**Extrait fourni:**
______________________________
Critique Ciné : Vingt Dieux (2024)

Critique Ciné : Vingt Dieux (2024)

Vingt Dieux // De Louise Courvoisier. Avec Clément Faveau, Maïwène Barthèlemy et Luna Garret.

 

Filmer le monde rural sans le caricaturer ni le magnifier à outrance est un exercice périlleux. Vingt Dieux, premier long-métrage de Louise Courvoisier, parvient à capter cette réalité avec une justesse frappante, offrant un regard sincère sur une jeunesse enracinée mais loin d’être figée. Entre beuveries, stock-cars et fabrication de Comté, le film dresse un portrait attachant d’un territoire et de ses habitants, avec un naturel qui sonne vrai du début à la fin.

 

Totone, 18 ans, passe le plus clair de son temps à boire des bières et écumer les bals du Jura avec sa bande de potes. Mais la réalité le rattrape : il doit s’occuper de sa petite sœur de 7 ans et trouver un moyen de gagner sa vie. Il se met alors en tête de fabriquer le meilleur comté de la région, celui avec lequel il remporterait la médaille d’or du concours agricole et 30 000 euros.
______________________________
[Données de position des éléments]
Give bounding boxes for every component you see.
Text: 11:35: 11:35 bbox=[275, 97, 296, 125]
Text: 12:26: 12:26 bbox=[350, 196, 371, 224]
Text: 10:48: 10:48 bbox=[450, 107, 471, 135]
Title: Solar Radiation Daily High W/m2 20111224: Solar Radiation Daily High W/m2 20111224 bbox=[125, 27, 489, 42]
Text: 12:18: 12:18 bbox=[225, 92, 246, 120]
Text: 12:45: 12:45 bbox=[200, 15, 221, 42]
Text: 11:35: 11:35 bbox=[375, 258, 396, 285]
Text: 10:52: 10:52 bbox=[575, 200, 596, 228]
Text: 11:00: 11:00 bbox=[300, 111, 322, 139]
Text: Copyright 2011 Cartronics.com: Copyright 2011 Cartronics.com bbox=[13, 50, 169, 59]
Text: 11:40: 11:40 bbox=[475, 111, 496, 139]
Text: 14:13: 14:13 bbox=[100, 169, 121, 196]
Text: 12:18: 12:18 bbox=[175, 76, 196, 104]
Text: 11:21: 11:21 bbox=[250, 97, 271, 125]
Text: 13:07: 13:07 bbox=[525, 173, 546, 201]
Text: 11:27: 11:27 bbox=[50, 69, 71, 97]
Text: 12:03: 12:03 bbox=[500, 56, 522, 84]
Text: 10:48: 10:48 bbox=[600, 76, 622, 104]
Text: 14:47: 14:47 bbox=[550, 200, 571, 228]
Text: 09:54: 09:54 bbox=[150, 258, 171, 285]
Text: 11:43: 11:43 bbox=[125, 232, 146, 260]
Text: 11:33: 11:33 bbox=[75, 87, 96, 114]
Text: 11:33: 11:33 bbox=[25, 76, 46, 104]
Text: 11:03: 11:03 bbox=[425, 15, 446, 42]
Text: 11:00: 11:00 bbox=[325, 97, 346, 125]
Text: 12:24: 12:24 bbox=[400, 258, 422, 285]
______________________________
**Objectif:** Poursuivez la critique du film Vingt Dieux à partir de sa dernière phrase, dans le même ton.

**Résultat de l'exercice:**
Au centre du récit, Totone, 18 ans, un jeune du Jura dont les journées se partagent entre ses potes, les bals de village et quelques bières de trop. Mais lorsque son père meurt brutalement, il se retrouve avec une responsabilité inattendue : s’occuper de sa petite sœur de sept ans. Face à cette nouvelle réalité, il se lance un défi un peu fou : fabriquer le meilleur Comté de la région et décrocher la médaille d’or au concours agricole, avec à la clé une belle somme d’argent. Cette quête n’a rien d’un simple caprice. 

 

Derrière l’envie de réussir, il y a surtout une nécessité : celle de trouver un moyen de subsistance dans un monde où les perspectives sont limitées. Totone, malgré ses airs de glandeur, incarne une jeunesse qui, loin de vouloir fuir son territoire, cherche à y exister à sa manière. Son attachement à sa région ne relève pas de l’enfermement, mais d’un lien profond et organique avec la terre qui l’a vu grandir. L’un des grands atouts du film réside dans son casting composé uniquement de non-professionnels. Clément Faveau, qui incarne Totone, est éleveur de poulets dans la vraie vie.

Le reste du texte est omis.